Exercise:
Give the number of lines that contain the string "关于直线", and nothing else.
-- START Records shown --
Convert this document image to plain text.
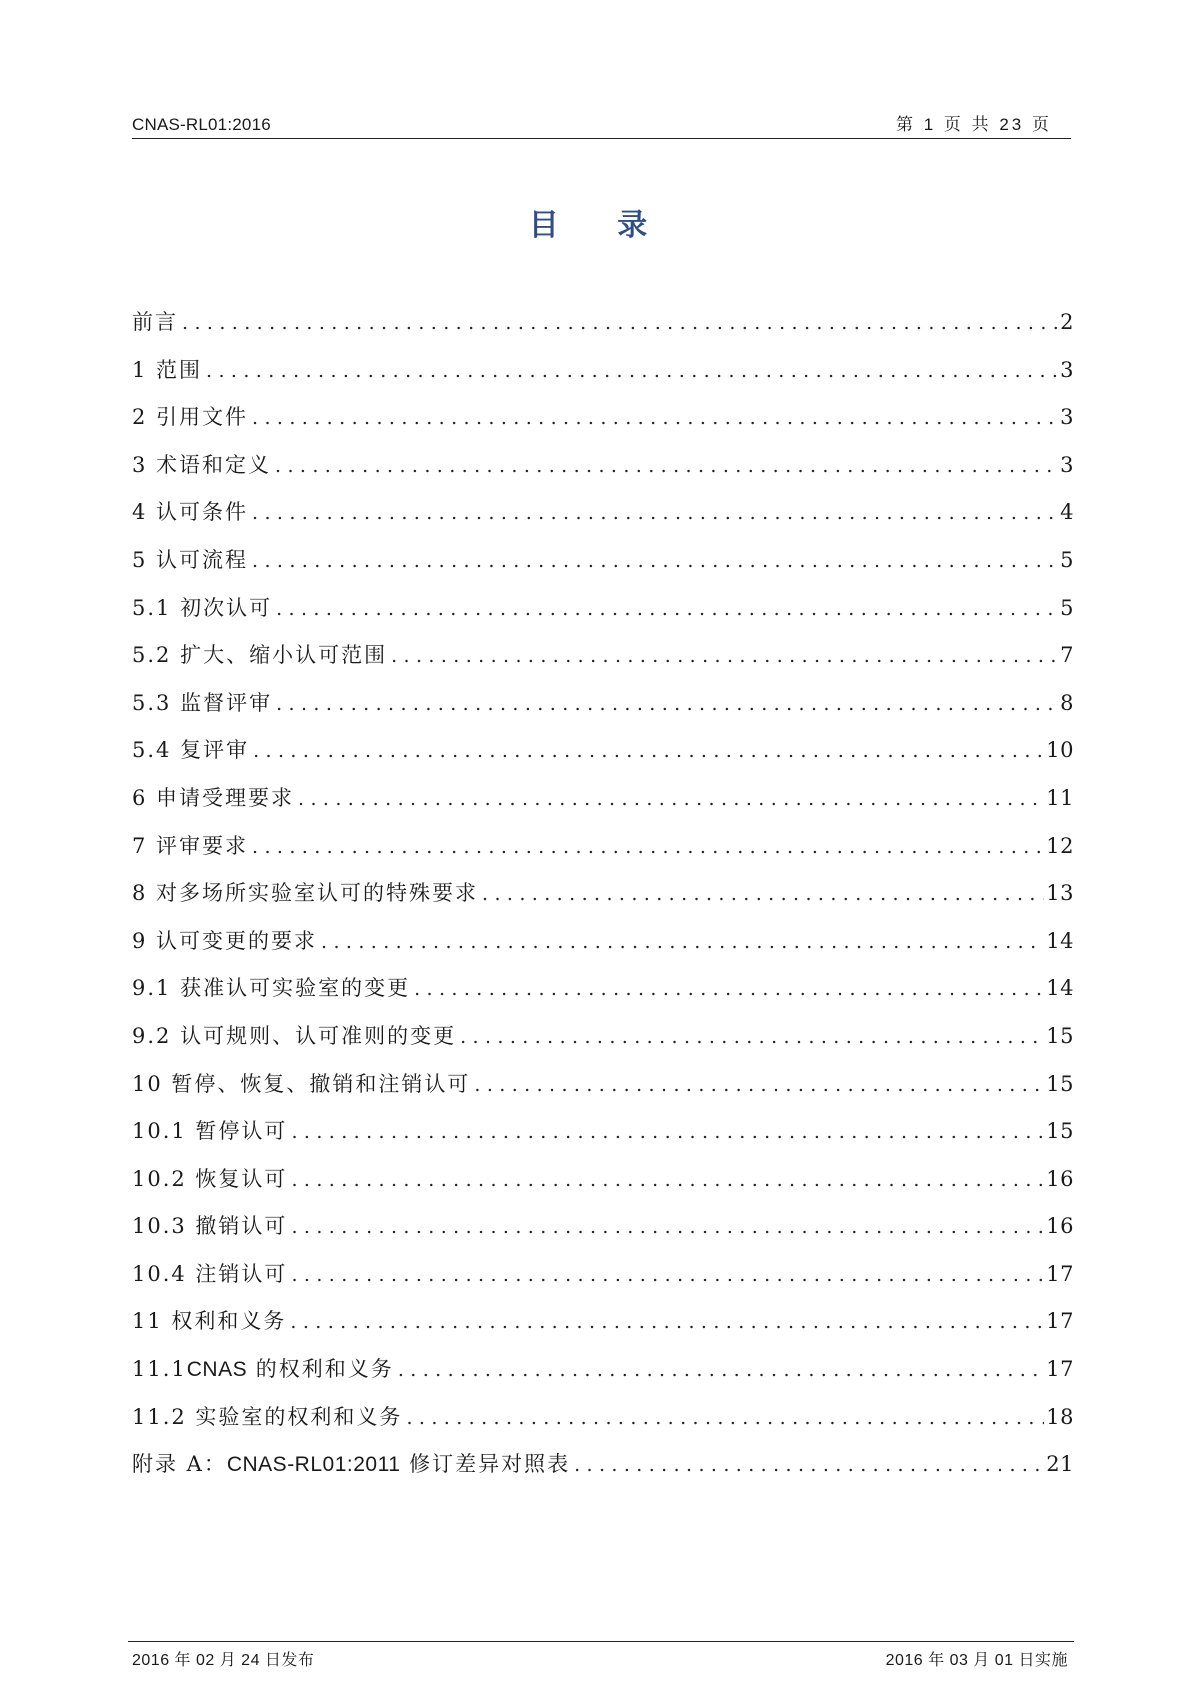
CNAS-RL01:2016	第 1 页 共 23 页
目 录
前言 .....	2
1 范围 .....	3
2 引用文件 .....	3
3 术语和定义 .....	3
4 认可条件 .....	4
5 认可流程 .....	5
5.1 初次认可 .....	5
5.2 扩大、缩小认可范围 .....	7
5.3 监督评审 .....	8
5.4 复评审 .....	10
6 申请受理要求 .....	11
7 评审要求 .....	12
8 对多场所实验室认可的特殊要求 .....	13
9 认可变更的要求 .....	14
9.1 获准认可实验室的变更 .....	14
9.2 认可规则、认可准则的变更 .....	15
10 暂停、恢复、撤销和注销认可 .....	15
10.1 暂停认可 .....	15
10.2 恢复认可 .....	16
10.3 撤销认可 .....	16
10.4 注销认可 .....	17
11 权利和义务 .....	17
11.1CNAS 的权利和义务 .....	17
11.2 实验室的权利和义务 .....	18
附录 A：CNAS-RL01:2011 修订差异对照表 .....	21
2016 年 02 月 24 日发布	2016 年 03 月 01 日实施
-- END Records shown --
-- START Records shown --
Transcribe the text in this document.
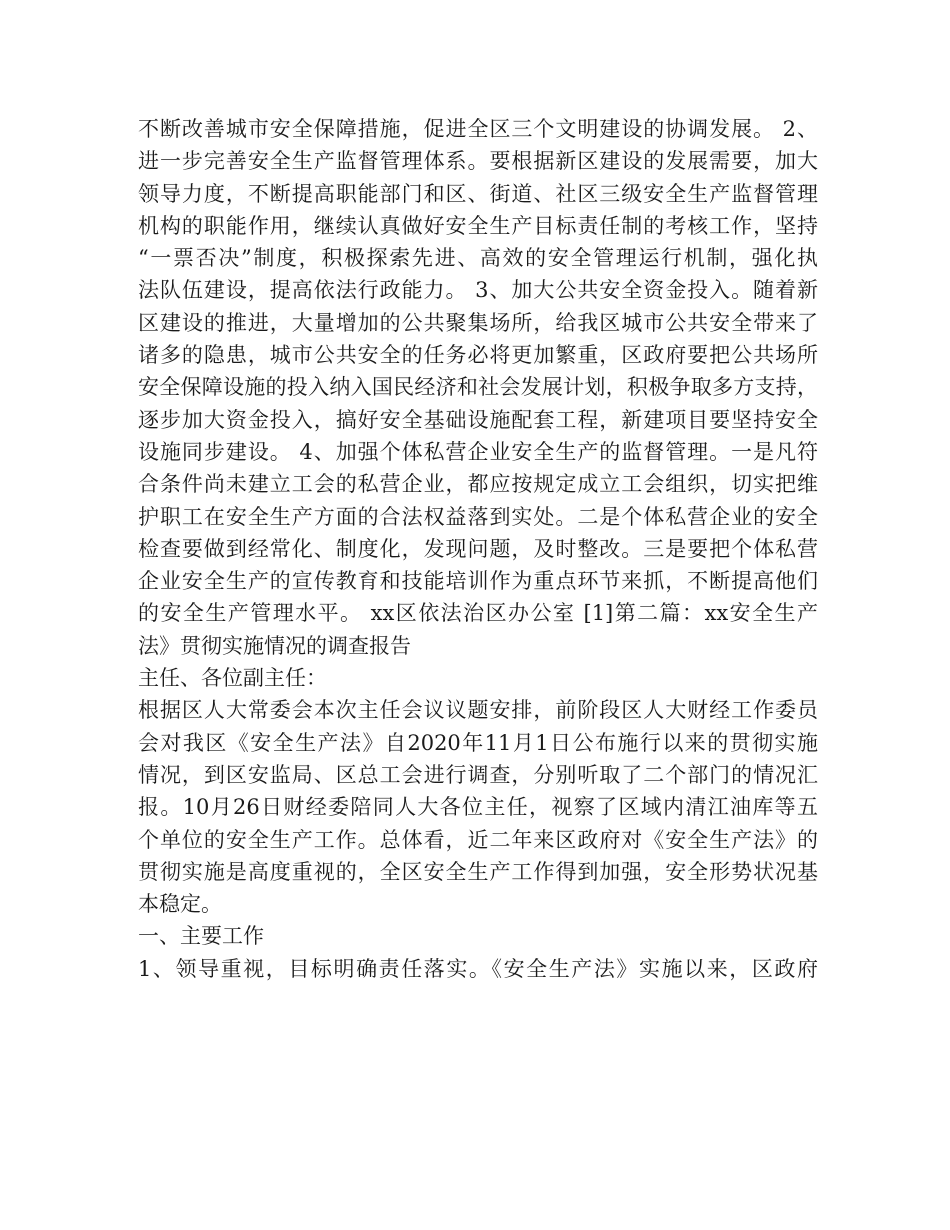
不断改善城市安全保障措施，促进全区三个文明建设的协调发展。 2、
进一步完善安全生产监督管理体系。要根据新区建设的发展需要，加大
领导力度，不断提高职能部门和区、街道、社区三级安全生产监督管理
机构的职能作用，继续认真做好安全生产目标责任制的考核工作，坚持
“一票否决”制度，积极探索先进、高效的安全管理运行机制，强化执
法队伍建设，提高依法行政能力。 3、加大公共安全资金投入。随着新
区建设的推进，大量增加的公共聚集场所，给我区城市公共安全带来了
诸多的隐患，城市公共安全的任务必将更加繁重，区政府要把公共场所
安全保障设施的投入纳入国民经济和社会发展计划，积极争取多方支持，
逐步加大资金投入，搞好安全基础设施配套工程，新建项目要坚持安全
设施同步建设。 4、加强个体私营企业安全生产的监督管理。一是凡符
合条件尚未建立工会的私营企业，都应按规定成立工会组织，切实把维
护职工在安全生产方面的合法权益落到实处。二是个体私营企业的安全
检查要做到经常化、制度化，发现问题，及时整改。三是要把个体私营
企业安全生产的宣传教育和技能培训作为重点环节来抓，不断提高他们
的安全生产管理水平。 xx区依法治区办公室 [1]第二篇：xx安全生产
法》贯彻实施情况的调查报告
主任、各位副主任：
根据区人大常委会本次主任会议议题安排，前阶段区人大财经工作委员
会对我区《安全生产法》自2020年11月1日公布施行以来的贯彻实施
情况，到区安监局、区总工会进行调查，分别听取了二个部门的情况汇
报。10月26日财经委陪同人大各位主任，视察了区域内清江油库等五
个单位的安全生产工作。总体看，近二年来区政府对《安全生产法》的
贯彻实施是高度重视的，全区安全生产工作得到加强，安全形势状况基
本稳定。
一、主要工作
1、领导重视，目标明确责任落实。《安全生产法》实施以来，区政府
-- END Records shown --
-- START Records shown --
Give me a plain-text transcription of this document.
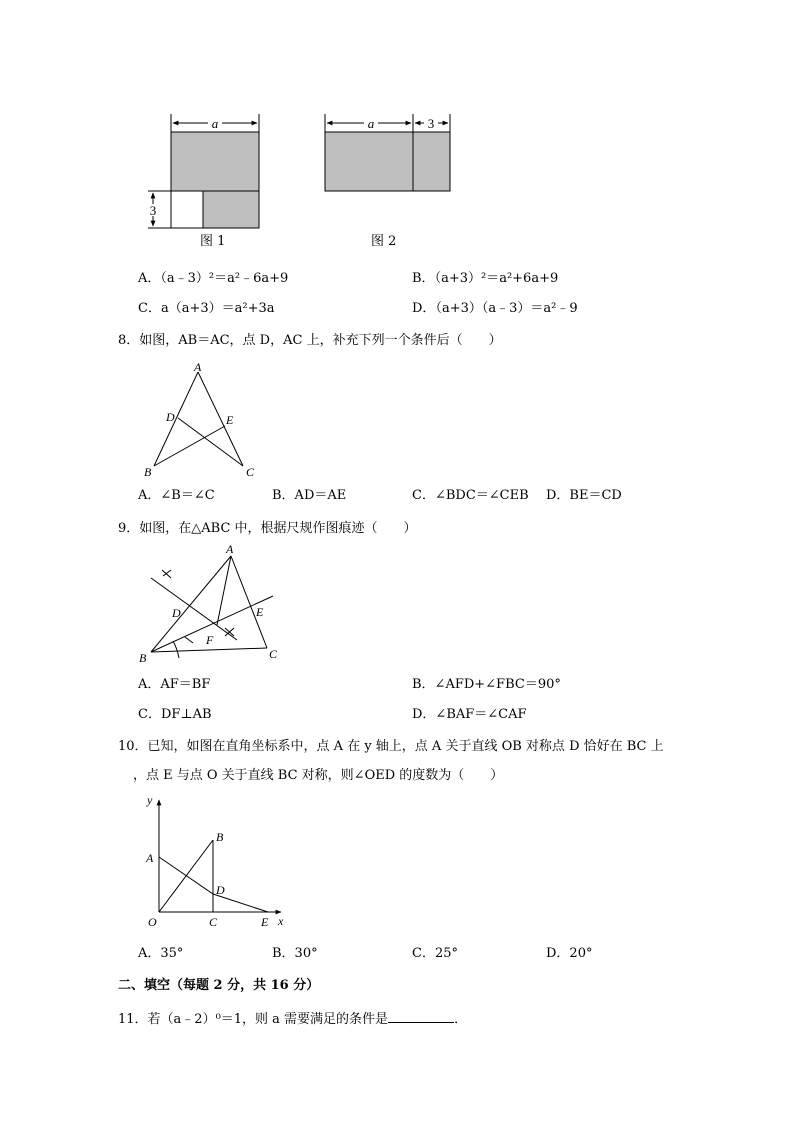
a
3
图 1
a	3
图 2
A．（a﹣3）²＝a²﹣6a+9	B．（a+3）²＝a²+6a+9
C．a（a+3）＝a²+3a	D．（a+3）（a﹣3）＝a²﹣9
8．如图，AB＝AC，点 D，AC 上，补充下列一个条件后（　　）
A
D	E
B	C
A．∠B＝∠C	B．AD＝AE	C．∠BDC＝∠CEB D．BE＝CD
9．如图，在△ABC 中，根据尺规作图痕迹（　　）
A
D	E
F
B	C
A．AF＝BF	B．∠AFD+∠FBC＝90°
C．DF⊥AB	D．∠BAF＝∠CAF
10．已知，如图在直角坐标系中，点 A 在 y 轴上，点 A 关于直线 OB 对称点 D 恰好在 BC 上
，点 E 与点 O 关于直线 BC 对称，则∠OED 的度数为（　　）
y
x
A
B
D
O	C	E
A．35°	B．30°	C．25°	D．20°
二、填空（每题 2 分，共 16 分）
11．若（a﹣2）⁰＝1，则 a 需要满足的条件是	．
-- END Records shown --
Solution to the exercise:
2